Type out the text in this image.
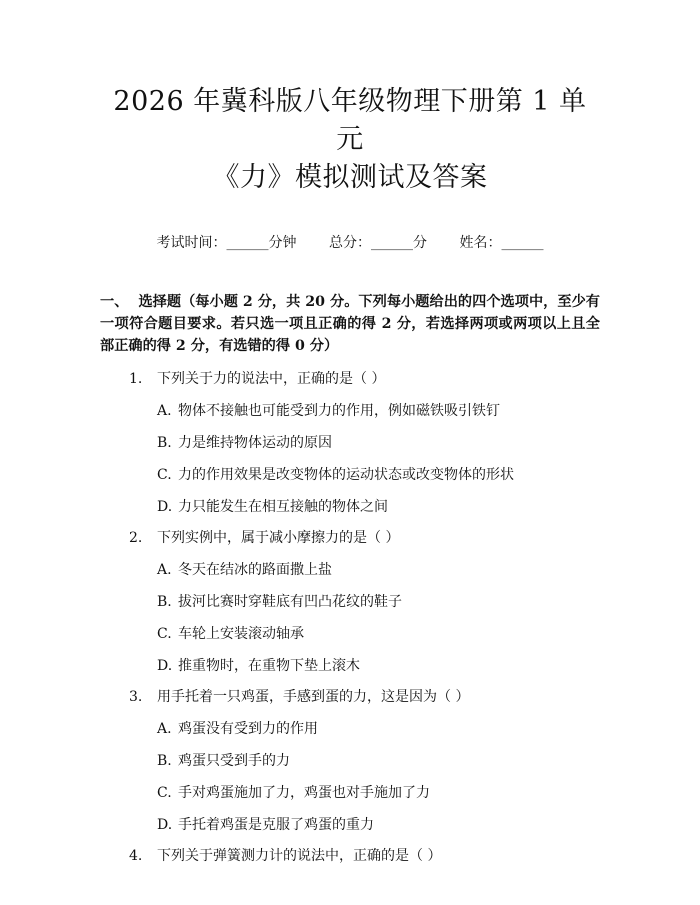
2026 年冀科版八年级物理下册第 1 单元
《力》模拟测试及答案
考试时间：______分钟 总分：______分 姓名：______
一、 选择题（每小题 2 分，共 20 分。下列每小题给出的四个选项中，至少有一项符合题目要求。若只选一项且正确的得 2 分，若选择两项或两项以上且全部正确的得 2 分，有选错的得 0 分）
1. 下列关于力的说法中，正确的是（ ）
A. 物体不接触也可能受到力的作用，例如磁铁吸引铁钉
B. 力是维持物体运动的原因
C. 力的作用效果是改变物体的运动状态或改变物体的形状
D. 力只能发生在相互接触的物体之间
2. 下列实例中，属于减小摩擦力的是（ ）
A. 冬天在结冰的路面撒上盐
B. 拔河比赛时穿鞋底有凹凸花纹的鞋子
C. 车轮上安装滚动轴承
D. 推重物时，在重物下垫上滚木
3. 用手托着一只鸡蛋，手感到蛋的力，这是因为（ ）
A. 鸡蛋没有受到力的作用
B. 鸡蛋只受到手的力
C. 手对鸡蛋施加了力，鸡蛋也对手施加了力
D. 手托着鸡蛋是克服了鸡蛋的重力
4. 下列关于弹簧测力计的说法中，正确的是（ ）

------------------------------------

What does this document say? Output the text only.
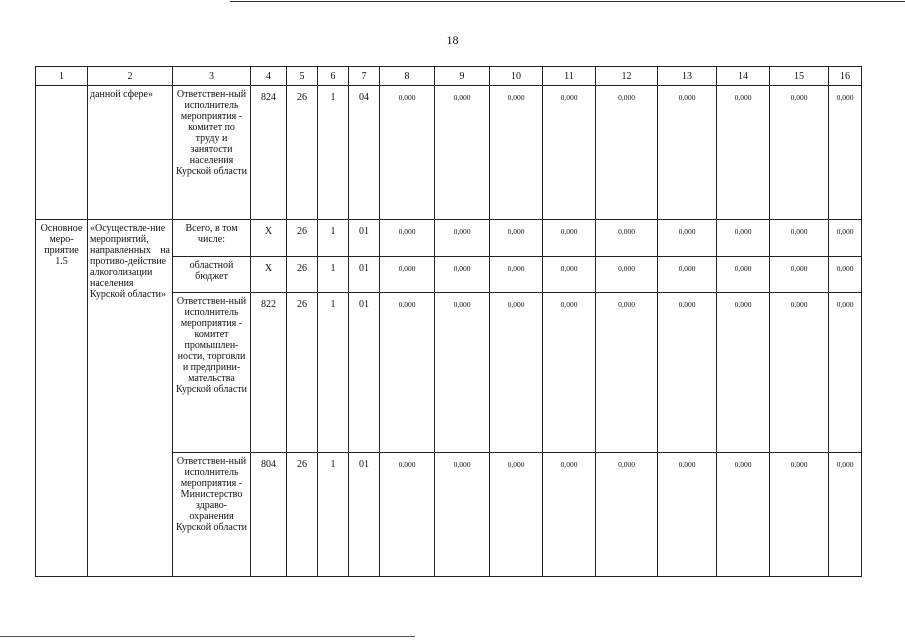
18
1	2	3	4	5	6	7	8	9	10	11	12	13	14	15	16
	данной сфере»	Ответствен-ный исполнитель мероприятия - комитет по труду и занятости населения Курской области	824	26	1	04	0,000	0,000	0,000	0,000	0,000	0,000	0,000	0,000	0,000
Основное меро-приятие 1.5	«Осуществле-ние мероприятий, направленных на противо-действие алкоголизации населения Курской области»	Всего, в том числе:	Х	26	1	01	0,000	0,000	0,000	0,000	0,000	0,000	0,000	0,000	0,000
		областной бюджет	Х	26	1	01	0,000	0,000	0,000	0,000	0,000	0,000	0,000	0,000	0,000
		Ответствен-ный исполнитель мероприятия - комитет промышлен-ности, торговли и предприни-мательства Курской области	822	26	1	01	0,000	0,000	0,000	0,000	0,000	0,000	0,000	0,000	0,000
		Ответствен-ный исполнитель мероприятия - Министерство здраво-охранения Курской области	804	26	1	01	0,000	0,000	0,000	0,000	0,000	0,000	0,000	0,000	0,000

------------------------------------

Every line that holds the word "населения" counts once; state the total number of such lines and nothing else.

2